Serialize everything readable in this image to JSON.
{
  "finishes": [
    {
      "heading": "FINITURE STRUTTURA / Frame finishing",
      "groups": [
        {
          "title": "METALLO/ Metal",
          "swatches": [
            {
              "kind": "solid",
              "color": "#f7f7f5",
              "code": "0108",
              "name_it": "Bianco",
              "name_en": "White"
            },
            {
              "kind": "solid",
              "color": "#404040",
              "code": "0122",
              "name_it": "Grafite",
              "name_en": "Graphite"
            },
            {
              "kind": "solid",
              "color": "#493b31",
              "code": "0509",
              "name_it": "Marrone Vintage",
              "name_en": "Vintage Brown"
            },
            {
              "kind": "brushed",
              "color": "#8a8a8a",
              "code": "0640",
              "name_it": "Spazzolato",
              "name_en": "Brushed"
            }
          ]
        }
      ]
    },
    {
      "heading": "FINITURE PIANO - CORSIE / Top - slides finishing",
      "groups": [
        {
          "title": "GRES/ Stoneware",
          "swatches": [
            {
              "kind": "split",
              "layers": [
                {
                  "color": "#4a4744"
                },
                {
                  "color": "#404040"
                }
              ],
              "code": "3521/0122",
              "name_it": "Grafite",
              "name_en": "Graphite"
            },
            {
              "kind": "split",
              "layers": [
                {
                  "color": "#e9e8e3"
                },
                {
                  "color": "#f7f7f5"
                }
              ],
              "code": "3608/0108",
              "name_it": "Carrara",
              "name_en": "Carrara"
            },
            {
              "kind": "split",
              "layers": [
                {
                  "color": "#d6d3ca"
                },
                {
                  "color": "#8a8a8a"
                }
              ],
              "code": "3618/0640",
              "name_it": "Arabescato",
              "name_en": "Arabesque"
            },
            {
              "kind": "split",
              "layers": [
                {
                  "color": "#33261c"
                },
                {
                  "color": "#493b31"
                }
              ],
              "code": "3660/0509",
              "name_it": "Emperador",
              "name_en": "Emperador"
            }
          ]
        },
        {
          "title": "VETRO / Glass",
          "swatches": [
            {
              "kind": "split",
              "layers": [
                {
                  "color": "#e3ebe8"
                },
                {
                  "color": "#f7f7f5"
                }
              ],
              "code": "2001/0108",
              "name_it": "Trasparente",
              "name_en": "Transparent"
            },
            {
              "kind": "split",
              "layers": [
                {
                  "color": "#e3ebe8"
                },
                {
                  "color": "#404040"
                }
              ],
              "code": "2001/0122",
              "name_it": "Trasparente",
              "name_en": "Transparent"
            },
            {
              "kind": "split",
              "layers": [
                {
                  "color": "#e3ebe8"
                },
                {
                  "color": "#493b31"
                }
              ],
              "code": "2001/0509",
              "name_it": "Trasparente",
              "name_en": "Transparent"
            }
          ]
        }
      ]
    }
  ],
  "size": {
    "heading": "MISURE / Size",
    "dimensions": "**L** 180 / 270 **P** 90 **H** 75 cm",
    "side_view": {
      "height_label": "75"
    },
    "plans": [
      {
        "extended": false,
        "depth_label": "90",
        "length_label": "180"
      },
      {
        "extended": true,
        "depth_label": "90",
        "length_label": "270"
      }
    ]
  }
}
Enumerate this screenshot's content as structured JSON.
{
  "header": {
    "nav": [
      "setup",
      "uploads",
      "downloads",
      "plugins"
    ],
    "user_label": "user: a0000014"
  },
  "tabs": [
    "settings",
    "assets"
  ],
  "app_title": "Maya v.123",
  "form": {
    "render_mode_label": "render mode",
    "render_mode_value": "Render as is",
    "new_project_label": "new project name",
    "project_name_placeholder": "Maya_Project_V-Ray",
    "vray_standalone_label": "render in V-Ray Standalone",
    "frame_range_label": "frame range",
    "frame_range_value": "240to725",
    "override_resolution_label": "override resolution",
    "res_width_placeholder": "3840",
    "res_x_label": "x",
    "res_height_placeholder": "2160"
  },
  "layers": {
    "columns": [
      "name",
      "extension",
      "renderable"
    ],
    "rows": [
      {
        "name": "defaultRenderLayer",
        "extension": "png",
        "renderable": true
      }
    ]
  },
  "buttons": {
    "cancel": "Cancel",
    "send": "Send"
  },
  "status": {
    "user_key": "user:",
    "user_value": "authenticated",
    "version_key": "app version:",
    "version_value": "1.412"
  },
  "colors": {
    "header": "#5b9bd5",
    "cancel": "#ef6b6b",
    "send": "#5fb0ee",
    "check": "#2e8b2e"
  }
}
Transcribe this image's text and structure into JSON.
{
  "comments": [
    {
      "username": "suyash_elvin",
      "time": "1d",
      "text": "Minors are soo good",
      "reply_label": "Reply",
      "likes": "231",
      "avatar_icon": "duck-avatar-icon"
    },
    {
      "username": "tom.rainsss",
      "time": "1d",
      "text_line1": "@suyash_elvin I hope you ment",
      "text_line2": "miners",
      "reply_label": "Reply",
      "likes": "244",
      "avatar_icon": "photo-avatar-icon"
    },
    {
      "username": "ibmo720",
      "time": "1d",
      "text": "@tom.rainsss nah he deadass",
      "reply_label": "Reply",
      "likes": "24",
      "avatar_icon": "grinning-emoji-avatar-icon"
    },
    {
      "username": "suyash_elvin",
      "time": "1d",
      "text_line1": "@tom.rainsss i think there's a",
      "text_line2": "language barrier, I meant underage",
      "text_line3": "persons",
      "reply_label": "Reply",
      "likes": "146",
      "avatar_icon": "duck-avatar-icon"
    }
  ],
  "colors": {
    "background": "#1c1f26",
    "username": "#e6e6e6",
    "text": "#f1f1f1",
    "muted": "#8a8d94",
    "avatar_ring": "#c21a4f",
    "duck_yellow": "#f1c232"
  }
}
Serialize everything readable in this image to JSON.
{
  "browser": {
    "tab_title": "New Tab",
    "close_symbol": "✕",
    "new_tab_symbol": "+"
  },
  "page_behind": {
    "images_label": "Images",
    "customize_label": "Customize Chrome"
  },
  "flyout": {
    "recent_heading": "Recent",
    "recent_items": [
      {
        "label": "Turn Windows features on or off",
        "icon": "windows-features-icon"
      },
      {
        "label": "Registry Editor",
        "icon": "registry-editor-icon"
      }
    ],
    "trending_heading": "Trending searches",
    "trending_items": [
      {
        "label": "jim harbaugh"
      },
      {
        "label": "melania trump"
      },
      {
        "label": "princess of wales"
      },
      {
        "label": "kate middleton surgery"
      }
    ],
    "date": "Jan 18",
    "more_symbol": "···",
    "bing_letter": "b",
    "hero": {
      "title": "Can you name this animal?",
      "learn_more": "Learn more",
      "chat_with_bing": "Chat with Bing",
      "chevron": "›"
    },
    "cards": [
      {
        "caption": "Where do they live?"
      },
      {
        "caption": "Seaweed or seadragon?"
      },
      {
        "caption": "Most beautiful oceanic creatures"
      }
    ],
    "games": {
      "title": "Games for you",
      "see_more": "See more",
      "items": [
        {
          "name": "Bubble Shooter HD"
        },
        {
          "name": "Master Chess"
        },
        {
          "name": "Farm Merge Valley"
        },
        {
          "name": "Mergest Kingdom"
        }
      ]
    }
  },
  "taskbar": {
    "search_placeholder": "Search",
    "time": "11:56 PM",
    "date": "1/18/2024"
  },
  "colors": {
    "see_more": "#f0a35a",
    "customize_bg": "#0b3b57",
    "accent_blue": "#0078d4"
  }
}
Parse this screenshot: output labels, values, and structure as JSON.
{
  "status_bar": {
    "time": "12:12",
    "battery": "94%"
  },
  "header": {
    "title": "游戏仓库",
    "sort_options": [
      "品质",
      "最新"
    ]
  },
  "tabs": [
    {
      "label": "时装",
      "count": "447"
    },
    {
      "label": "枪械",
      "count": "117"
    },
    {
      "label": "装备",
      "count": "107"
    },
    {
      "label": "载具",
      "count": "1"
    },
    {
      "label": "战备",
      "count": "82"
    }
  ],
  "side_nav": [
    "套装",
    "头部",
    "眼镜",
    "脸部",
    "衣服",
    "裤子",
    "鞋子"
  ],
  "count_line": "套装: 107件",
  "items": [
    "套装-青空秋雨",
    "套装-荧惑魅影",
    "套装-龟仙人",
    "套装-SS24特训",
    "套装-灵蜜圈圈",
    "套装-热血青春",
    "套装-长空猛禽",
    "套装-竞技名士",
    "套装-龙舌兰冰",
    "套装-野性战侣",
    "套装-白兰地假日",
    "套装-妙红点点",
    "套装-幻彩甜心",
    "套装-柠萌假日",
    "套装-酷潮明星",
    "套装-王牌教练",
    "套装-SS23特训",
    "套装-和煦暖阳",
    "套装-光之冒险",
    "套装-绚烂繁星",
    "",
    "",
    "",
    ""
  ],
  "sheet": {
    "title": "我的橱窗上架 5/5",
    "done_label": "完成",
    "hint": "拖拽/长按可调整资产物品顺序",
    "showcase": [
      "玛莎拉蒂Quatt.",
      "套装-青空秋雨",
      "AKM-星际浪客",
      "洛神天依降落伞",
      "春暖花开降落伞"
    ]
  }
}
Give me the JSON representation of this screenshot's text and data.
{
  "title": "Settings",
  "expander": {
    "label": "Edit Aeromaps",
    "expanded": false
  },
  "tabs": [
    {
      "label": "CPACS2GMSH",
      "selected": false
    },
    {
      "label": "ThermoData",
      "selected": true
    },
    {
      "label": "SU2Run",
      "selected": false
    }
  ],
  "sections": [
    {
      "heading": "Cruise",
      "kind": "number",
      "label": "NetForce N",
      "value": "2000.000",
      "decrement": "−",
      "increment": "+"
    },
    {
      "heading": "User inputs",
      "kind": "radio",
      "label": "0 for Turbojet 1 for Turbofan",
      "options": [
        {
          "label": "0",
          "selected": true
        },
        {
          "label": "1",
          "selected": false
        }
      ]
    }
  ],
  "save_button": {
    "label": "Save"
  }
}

**Problem details:** Tally the lines of the listing in which the word "selected" occurs, and state the total alone.

**Expected output:** 5